◆ Exercise
Leave out the pictures; transcribe all else exactly.

++++++++++

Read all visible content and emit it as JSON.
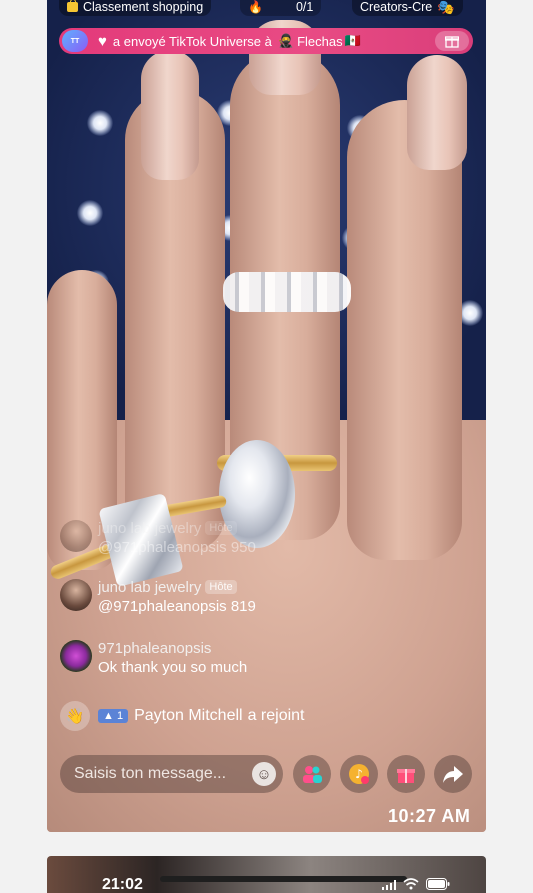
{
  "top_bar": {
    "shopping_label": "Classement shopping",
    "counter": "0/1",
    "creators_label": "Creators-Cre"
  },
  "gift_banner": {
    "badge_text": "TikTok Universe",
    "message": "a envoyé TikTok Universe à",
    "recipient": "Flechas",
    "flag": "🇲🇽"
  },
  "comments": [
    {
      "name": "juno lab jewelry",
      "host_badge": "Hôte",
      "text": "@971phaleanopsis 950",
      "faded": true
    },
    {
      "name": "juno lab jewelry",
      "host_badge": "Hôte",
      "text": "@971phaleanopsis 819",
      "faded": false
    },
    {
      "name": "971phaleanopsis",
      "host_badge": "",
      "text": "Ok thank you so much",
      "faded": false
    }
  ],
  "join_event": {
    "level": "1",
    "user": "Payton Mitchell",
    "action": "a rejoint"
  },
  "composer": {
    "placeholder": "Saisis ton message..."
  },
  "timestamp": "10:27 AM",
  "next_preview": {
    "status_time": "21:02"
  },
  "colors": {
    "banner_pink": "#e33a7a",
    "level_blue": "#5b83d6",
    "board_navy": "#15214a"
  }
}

++++++++++

◆ Result
Read all visible content and emit it as JSON.
{
  "top_bar": {
    "shopping_label": "Classement shopping",
    "counter": "0/1",
    "creators_label": "Creators-Cre"
  },
  "gift_banner": {
    "badge_text": "TikTok Universe",
    "message": "a envoyé TikTok Universe à",
    "recipient": "Flechas",
    "flag": "🇲🇽"
  },
  "comments": [
    {
      "name": "juno lab jewelry",
      "host_badge": "Hôte",
      "text": "@971phaleanopsis 950",
      "faded": true
    },
    {
      "name": "juno lab jewelry",
      "host_badge": "Hôte",
      "text": "@971phaleanopsis 819",
      "faded": false
    },
    {
      "name": "971phaleanopsis",
      "host_badge": "",
      "text": "Ok thank you so much",
      "faded": false
    }
  ],
  "join_event": {
    "level": "1",
    "user": "Payton Mitchell",
    "action": "a rejoint"
  },
  "composer": {
    "placeholder": "Saisis ton message..."
  },
  "timestamp": "10:27 AM",
  "next_preview": {
    "status_time": "21:02"
  },
  "colors": {
    "banner_pink": "#e33a7a",
    "level_blue": "#5b83d6",
    "board_navy": "#15214a"
  }
}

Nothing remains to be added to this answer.